WORK TO DO:
Find "What text is on this page?" in the material below, then copy that line and every subsequent line to the end, exactly.

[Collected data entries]
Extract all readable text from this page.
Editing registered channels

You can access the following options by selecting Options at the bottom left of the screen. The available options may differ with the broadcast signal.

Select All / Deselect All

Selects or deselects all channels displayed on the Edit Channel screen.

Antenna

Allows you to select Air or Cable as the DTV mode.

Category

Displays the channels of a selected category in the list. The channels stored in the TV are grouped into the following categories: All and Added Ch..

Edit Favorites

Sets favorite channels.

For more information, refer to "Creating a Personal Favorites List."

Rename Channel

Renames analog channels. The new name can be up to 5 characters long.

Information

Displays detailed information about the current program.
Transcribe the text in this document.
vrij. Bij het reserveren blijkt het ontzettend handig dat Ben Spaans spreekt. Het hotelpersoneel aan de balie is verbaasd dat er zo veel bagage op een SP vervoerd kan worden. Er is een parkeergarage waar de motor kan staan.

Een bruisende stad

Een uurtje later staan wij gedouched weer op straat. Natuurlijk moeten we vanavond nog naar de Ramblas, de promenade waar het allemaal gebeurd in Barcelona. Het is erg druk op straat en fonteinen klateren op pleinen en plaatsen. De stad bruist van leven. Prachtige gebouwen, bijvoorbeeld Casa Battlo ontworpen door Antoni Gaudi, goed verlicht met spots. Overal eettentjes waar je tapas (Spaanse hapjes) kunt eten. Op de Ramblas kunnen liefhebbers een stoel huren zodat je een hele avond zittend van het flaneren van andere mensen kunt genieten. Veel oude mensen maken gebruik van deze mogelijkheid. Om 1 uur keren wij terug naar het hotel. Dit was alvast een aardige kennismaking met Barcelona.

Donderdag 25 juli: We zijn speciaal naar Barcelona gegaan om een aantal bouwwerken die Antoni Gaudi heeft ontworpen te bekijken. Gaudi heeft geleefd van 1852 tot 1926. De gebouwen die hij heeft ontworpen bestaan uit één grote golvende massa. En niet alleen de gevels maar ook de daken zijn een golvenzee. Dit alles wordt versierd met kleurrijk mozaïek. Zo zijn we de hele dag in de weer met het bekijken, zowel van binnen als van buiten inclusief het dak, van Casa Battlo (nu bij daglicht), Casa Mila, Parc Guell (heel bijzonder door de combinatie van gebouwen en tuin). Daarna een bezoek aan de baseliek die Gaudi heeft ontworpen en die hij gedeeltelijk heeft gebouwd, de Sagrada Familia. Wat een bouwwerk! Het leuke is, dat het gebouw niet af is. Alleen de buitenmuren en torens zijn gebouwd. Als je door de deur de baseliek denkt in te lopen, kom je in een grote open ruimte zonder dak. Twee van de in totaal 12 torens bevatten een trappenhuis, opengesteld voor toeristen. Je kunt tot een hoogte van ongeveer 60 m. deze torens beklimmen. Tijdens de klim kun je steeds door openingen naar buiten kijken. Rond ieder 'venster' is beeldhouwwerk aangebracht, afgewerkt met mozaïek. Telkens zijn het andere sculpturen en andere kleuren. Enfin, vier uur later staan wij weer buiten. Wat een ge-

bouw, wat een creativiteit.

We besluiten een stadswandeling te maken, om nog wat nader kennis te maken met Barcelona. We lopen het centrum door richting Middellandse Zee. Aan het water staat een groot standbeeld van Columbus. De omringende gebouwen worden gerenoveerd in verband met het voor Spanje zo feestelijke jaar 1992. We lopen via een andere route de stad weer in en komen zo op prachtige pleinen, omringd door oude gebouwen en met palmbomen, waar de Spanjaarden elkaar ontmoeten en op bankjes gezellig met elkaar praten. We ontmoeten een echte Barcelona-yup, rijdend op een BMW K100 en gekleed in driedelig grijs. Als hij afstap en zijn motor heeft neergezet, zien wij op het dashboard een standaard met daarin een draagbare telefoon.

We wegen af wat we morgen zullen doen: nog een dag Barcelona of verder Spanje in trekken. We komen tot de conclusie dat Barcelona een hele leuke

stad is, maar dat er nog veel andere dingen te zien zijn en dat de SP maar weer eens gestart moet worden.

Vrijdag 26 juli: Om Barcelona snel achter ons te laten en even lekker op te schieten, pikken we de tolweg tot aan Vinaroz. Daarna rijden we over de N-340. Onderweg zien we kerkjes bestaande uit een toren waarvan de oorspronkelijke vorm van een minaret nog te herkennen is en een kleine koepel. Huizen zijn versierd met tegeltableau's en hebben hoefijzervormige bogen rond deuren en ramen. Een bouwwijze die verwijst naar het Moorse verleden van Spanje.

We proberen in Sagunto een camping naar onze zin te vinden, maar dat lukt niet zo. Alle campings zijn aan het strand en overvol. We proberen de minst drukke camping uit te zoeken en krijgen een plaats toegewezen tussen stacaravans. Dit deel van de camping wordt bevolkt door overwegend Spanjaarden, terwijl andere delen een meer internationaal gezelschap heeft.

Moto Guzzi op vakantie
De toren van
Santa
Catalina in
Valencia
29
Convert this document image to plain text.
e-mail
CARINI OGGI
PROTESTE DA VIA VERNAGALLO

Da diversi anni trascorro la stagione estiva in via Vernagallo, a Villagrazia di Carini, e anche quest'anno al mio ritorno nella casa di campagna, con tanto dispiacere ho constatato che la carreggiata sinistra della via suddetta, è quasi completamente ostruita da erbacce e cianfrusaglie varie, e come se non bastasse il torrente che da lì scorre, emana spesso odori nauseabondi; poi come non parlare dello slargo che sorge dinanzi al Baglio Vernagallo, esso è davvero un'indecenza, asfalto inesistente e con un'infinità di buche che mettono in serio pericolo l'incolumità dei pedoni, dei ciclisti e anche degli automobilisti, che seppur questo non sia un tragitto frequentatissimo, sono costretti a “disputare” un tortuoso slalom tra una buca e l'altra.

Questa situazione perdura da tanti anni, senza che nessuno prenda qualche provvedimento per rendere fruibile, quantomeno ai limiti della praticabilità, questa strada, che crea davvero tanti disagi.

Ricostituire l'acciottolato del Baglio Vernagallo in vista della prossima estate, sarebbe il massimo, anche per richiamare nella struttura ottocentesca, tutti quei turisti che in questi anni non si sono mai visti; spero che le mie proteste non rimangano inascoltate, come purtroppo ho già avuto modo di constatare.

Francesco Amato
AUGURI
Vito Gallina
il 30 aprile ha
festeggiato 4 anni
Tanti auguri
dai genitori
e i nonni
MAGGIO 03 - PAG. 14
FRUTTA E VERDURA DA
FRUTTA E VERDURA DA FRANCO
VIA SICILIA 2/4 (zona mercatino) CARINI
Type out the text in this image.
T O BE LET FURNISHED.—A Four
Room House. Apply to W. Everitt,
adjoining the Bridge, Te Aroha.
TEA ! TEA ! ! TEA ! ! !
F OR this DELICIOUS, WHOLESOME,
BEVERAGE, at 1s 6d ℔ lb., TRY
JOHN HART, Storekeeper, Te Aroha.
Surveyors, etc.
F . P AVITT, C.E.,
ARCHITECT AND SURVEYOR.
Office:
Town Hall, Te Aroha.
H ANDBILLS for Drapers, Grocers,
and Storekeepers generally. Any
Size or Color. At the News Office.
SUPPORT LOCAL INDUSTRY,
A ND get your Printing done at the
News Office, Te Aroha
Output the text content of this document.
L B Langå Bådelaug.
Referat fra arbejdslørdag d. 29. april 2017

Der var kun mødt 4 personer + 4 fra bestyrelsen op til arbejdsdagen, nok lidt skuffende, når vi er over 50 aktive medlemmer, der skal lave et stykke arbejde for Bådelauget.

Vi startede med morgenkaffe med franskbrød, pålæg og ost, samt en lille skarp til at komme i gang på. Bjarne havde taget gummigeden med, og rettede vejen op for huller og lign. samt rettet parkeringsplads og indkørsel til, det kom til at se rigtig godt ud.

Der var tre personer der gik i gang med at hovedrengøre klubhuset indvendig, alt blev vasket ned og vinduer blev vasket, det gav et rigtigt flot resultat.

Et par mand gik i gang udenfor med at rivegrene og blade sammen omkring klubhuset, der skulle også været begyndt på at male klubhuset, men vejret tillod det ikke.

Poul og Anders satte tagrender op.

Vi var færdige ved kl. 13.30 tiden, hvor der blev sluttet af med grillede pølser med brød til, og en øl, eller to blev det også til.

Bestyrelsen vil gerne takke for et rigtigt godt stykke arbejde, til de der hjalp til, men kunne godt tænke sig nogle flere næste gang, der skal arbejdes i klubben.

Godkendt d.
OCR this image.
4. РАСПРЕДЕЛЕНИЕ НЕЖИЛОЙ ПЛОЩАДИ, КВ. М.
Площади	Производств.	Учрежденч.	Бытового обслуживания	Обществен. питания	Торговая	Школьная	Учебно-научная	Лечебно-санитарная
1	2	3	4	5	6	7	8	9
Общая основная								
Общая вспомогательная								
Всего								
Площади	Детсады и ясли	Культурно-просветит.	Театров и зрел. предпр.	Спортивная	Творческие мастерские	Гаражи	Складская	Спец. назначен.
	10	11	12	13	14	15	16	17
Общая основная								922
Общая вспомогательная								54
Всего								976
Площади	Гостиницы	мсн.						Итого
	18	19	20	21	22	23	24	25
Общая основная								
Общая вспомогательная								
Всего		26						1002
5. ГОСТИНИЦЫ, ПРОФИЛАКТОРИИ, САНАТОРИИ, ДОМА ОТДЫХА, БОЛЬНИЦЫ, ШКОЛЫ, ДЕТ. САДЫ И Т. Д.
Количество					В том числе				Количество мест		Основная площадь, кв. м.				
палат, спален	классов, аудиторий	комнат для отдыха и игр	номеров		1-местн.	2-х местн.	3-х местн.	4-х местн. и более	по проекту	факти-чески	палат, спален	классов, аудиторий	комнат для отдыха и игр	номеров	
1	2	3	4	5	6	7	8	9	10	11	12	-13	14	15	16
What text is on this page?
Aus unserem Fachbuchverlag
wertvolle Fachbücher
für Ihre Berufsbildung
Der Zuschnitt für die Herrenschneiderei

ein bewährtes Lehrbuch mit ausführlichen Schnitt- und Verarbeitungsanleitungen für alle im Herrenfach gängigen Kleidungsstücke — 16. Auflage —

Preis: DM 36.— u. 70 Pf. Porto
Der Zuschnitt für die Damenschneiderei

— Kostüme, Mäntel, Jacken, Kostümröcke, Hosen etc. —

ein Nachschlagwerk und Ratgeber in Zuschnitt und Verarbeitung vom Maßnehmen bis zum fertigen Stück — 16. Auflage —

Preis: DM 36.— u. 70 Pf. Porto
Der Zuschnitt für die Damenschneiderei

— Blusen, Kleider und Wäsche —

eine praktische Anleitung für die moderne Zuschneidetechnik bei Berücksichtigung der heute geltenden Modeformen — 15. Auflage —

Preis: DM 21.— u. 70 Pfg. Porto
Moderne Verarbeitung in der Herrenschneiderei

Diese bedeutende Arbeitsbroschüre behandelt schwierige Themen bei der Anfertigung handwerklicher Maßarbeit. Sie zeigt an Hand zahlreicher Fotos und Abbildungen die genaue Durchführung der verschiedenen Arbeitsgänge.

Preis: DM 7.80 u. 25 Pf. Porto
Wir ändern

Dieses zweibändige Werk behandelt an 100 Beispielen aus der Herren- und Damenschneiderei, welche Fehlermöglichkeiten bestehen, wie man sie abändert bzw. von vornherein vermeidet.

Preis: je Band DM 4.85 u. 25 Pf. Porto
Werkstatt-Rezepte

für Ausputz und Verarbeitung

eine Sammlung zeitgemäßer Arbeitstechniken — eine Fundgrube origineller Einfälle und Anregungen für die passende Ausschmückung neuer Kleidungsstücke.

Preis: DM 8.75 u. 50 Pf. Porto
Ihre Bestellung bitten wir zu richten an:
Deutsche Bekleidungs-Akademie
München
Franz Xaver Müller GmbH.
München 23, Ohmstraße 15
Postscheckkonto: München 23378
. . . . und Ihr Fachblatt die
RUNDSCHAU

ANSWER:
What text is on this page?
Aus unserem Fachbuchverlag
wertvolle Fachbücher
für Ihre Berufsbildung
Der Zuschnitt für die Herrenschneiderei

ein bewährtes Lehrbuch mit ausführlichen Schnitt- und Verarbeitungsanleitungen für alle im Herrenfach gängigen Kleidungsstücke — 16. Auflage —

Preis: DM 36.— u. 70 Pf. Porto
Der Zuschnitt für die Damenschneiderei

— Kostüme, Mäntel, Jacken, Kostümröcke, Hosen etc. —

ein Nachschlagwerk und Ratgeber in Zuschnitt und Verarbeitung vom Maßnehmen bis zum fertigen Stück — 16. Auflage —

Preis: DM 36.— u. 70 Pf. Porto
Der Zuschnitt für die Damenschneiderei

— Blusen, Kleider und Wäsche —

eine praktische Anleitung für die moderne Zuschneidetechnik bei Berücksichtigung der heute geltenden Modeformen — 15. Auflage —

Preis: DM 21.— u. 70 Pfg. Porto
Moderne Verarbeitung in der Herrenschneiderei

Diese bedeutende Arbeitsbroschüre behandelt schwierige Themen bei der Anfertigung handwerklicher Maßarbeit. Sie zeigt an Hand zahlreicher Fotos und Abbildungen die genaue Durchführung der verschiedenen Arbeitsgänge.

Preis: DM 7.80 u. 25 Pf. Porto
Wir ändern

Dieses zweibändige Werk behandelt an 100 Beispielen aus der Herren- und Damenschneiderei, welche Fehlermöglichkeiten bestehen, wie man sie abändert bzw. von vornherein vermeidet.

Preis: je Band DM 4.85 u. 25 Pf. Porto
Werkstatt-Rezepte

für Ausputz und Verarbeitung

eine Sammlung zeitgemäßer Arbeitstechniken — eine Fundgrube origineller Einfälle und Anregungen für die passende Ausschmückung neuer Kleidungsstücke.

Preis: DM 8.75 u. 50 Pf. Porto
Ihre Bestellung bitten wir zu richten an:
Deutsche Bekleidungs-Akademie
München
Franz Xaver Müller GmbH.
München 23, Ohmstraße 15
Postscheckkonto: München 23378
. . . . und Ihr Fachblatt die
RUNDSCHAU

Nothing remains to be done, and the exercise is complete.